▶ [PROBLEM A]
According to the forum thread, at what level of capacity device utilization is resynchronization triggered?

▶ [SELECTION]
══════
VMware Cloud Community
Bruticusmaximus
Enthusiast
Enthusiast

VSAN resync keeps running as files are restored to VM

We're running VSAN with ESXi v5.5.  I know, it's out of support.  We had an issue with a power outage a while back.  We lost our 4TB file server VM.  We're to a point where we're restoring files from a USB drive.  We had an issue where the VM powered off and got "Not enough disk space...." when powering on.  Support said that it was because a resync was running and using all the free space in the background.  Once the resync finished, I could power on the VM.  All was good .... until .... we started the restore again. Then, a resync started again. And, we ran out of space, VM powered off, etc

Why would a resync keep starting up?

Could it be because we're restoring a lot of data all at once?

Could it be because the drives on this file server are thin provisioned?

Tags (1)
0 Kudos
2 Replies
larstr
Champion
Champion

Bruticusmaximus,

There are several factors that may trigger a resynch. At least make sure all your disk groups are well under 80% before starting the restore.

"Resynchronization is triggered when capacity device utilization in the Virtual SAN cluster that approaches or exceeds the threshold level of 80 percent."

Also see this article:

https://occasional-it.com/2018/02/04/increasing-vsan-resynch-rebuild-performance/

Lars

0 Kudos
TheBobkin
Champion
Champion

Hello Bruticusmaximus​,

"We're running VSAN with ESXi v5.5.  I know, it's out of support."

Please don't be shy and call us if you have not done so already - despite it being OOS we generally help where we can, if you have found otherwise please PM me details.

"Support said that it was because a resync was running and using all the free space in the background."
══════
▶ [PROBLEM B]
Rewrite the stretch of the entries from their first line through the line containing "category-label: Donar productes", changing "bar-yes" to "bar-si" and leaving everything else as it is.
══════
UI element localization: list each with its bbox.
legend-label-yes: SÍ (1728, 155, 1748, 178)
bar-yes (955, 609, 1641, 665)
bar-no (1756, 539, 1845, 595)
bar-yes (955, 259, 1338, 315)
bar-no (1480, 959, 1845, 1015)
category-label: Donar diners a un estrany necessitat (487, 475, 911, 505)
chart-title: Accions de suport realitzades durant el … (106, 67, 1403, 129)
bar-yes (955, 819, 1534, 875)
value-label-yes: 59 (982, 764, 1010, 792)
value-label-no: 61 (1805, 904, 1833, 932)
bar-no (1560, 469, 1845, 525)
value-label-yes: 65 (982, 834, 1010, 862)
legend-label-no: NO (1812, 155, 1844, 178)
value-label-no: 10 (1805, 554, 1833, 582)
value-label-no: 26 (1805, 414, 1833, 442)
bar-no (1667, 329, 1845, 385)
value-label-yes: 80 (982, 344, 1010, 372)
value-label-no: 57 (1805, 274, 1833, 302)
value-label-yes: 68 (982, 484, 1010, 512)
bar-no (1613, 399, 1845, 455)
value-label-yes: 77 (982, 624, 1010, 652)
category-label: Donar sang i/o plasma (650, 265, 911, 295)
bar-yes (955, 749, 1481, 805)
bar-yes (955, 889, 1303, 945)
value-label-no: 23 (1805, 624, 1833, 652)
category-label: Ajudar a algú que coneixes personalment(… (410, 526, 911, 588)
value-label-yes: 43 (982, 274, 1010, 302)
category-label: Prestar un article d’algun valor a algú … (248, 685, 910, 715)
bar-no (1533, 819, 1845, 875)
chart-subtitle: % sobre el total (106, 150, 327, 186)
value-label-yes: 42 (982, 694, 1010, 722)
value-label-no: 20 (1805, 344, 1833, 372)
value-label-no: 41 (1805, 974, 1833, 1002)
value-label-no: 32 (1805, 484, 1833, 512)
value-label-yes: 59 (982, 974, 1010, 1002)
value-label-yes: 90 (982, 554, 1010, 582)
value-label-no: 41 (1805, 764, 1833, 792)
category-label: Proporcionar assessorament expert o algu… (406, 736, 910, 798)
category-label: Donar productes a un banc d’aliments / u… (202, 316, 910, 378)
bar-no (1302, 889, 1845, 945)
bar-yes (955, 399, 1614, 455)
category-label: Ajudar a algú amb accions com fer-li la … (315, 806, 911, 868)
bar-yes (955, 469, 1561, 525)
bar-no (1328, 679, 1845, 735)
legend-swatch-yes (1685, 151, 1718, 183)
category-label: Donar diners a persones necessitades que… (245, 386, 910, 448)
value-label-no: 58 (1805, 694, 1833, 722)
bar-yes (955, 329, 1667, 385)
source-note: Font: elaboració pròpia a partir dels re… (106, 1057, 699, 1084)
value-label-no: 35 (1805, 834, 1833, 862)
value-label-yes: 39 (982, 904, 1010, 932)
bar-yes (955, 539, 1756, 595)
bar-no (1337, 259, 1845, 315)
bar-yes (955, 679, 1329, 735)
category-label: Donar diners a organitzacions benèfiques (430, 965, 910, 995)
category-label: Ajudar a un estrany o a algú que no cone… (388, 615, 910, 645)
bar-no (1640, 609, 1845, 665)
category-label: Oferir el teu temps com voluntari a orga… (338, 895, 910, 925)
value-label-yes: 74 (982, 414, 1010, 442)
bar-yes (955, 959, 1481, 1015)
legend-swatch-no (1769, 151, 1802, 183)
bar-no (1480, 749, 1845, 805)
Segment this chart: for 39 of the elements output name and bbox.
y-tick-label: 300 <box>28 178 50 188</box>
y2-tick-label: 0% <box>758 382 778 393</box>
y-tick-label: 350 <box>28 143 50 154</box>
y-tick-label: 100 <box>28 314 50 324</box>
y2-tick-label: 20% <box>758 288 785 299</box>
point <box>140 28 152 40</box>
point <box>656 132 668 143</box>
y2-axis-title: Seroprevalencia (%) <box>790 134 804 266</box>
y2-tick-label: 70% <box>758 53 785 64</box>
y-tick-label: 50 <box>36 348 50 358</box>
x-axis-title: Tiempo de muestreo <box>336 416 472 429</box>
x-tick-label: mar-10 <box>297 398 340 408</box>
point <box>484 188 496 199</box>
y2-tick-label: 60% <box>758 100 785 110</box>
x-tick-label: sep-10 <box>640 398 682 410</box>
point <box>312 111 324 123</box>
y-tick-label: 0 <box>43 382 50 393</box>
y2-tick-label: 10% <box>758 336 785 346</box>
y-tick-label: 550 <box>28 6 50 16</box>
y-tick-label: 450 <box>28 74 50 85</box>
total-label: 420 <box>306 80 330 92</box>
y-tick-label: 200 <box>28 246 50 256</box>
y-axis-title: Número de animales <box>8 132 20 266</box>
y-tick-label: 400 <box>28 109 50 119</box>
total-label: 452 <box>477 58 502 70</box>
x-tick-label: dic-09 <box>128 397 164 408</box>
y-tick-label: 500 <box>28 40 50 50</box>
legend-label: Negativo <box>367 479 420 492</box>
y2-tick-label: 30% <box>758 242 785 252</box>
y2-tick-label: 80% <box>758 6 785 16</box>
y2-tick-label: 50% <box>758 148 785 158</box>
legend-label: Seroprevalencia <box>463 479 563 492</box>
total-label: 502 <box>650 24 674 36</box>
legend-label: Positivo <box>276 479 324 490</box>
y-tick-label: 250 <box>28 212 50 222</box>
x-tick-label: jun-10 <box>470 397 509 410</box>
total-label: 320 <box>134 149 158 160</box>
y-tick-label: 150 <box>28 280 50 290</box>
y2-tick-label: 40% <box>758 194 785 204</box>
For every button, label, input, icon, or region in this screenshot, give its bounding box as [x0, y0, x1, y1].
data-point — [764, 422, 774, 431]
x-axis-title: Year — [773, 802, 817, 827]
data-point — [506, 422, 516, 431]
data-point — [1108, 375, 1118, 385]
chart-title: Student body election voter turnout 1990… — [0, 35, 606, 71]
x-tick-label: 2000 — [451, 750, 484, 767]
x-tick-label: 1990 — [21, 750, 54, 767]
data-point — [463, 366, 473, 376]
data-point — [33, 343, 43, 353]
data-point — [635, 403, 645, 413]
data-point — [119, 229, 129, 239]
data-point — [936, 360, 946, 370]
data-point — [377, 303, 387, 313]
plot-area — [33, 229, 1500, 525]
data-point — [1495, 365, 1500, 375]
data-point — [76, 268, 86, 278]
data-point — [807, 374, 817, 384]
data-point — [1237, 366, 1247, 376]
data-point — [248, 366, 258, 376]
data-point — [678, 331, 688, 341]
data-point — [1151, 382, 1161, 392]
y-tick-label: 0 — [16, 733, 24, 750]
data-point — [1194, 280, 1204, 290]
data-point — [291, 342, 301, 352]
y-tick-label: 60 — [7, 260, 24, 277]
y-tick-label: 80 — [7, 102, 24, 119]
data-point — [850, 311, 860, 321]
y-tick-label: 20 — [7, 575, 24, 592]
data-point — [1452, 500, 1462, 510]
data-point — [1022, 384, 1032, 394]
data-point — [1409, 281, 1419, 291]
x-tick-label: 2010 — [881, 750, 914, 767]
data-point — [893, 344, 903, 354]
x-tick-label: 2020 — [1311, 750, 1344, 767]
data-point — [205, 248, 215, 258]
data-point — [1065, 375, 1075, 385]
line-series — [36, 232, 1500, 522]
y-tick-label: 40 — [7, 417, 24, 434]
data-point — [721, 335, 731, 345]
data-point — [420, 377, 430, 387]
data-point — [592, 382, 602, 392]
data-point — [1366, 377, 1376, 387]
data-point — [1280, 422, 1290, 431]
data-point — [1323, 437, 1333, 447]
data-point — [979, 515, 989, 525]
══════
▶ [RESPONSE A]
At or near the threshold level of 80 percent.

▶ [RESPONSE B]
UI element localization: list each with its bbox.
legend-label-yes: SÍ (1728, 155, 1748, 178)
bar-si (955, 609, 1641, 665)
bar-no (1756, 539, 1845, 595)
bar-si (955, 259, 1338, 315)
bar-no (1480, 959, 1845, 1015)
category-label: Donar diners a un estrany necessitat (487, 475, 911, 505)
chart-title: Accions de suport realitzades durant el … (106, 67, 1403, 129)
bar-si (955, 819, 1534, 875)
value-label-yes: 59 (982, 764, 1010, 792)
value-label-no: 61 (1805, 904, 1833, 932)
bar-no (1560, 469, 1845, 525)
value-label-yes: 65 (982, 834, 1010, 862)
legend-label-no: NO (1812, 155, 1844, 178)
value-label-no: 10 (1805, 554, 1833, 582)
value-label-no: 26 (1805, 414, 1833, 442)
bar-no (1667, 329, 1845, 385)
value-label-yes: 80 (982, 344, 1010, 372)
value-label-no: 57 (1805, 274, 1833, 302)
value-label-yes: 68 (982, 484, 1010, 512)
bar-no (1613, 399, 1845, 455)
value-label-yes: 77 (982, 624, 1010, 652)
category-label: Donar sang i/o plasma (650, 265, 911, 295)
bar-si (955, 749, 1481, 805)
bar-si (955, 889, 1303, 945)
value-label-no: 23 (1805, 624, 1833, 652)
category-label: Ajudar a algú que coneixes personalment(… (410, 526, 911, 588)
value-label-yes: 43 (982, 274, 1010, 302)
category-label: Prestar un article d’algun valor a algú … (248, 685, 910, 715)
bar-no (1533, 819, 1845, 875)
chart-subtitle: % sobre el total (106, 150, 327, 186)
value-label-yes: 42 (982, 694, 1010, 722)
value-label-no: 20 (1805, 344, 1833, 372)
value-label-no: 41 (1805, 974, 1833, 1002)
value-label-no: 32 (1805, 484, 1833, 512)
value-label-yes: 59 (982, 974, 1010, 1002)
value-label-yes: 90 (982, 554, 1010, 582)
value-label-no: 41 (1805, 764, 1833, 792)
category-label: Proporcionar assessorament expert o algu… (406, 736, 910, 798)
category-label: Donar productes a un banc d’aliments / u… (202, 316, 910, 378)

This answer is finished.